> [What is required]:
Search the entries below. Return every line that has "Check" in it.

> [Working data]:
+++
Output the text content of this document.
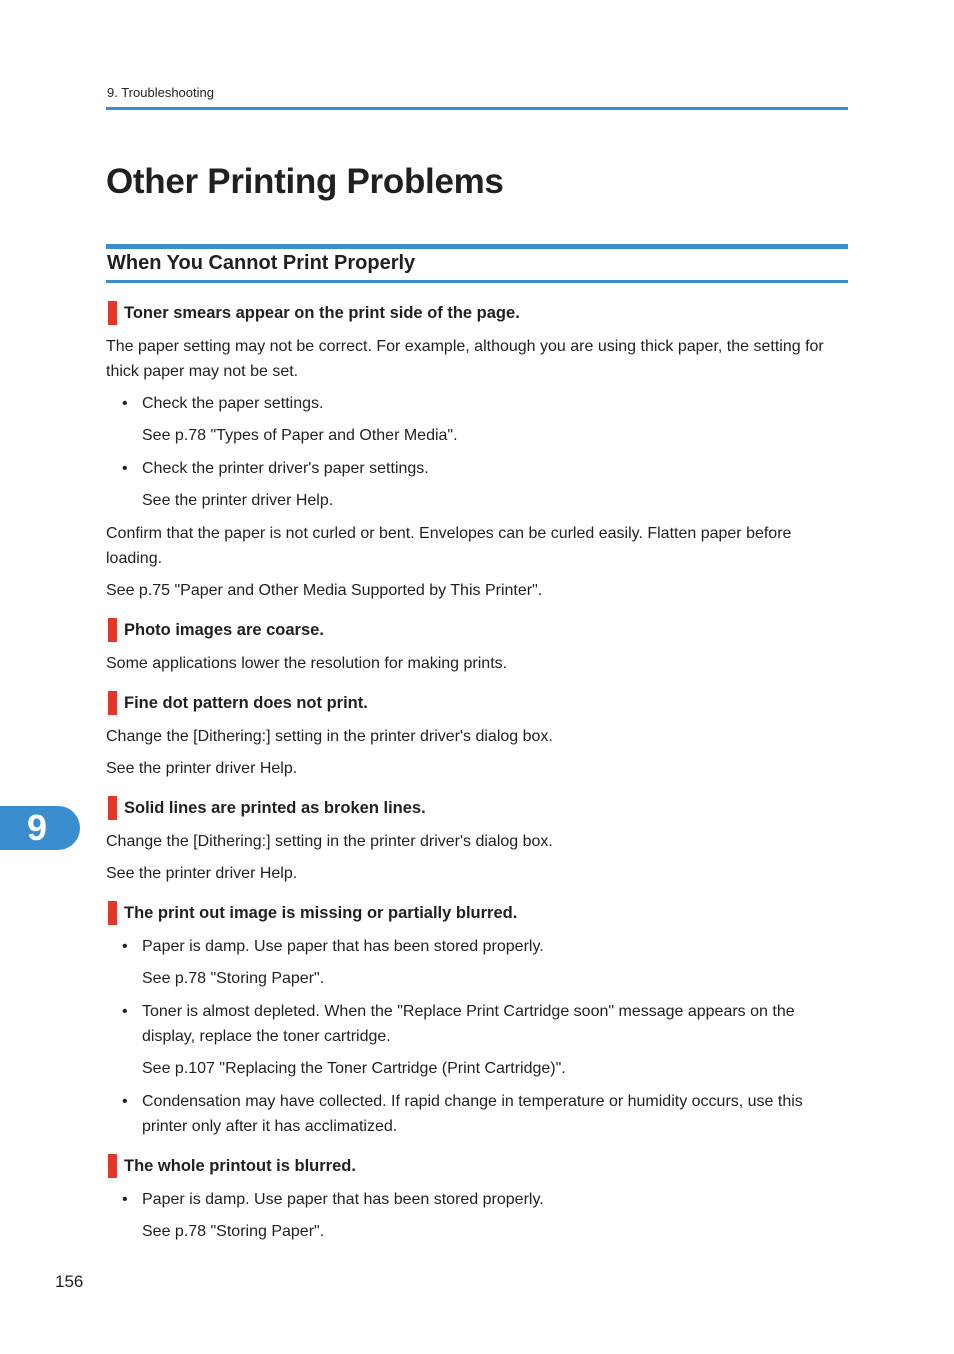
9. Troubleshooting
Other Printing Problems
When You Cannot Print Properly
Toner smears appear on the print side of the page.

The paper setting may not be correct. For example, although you are using thick paper, the setting for thick paper may not be set.

• Check the paper settings.

See p.78 "Types of Paper and Other Media".

• Check the printer driver's paper settings.

See the printer driver Help.

Confirm that the paper is not curled or bent. Envelopes can be curled easily. Flatten paper before loading.

See p.75 "Paper and Other Media Supported by This Printer".

Photo images are coarse.

Some applications lower the resolution for making prints.

Fine dot pattern does not print.

Change the [Dithering:] setting in the printer driver's dialog box.

See the printer driver Help.

Solid lines are printed as broken lines.

Change the [Dithering:] setting in the printer driver's dialog box.

See the printer driver Help.

The print out image is missing or partially blurred.
• Paper is damp. Use paper that has been stored properly.

See p.78 "Storing Paper".

• Toner is almost depleted. When the "Replace Print Cartridge soon" message appears on the display, replace the toner cartridge.

See p.107 "Replacing the Toner Cartridge (Print Cartridge)".

• Condensation may have collected. If rapid change in temperature or humidity occurs, use this printer only after it has acclimatized.

The whole printout is blurred.
• Paper is damp. Use paper that has been stored properly.

See p.78 "Storing Paper".

9
156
+++
> [Solution to this problem]:
• Check the paper settings.
• Check the printer driver's paper settings.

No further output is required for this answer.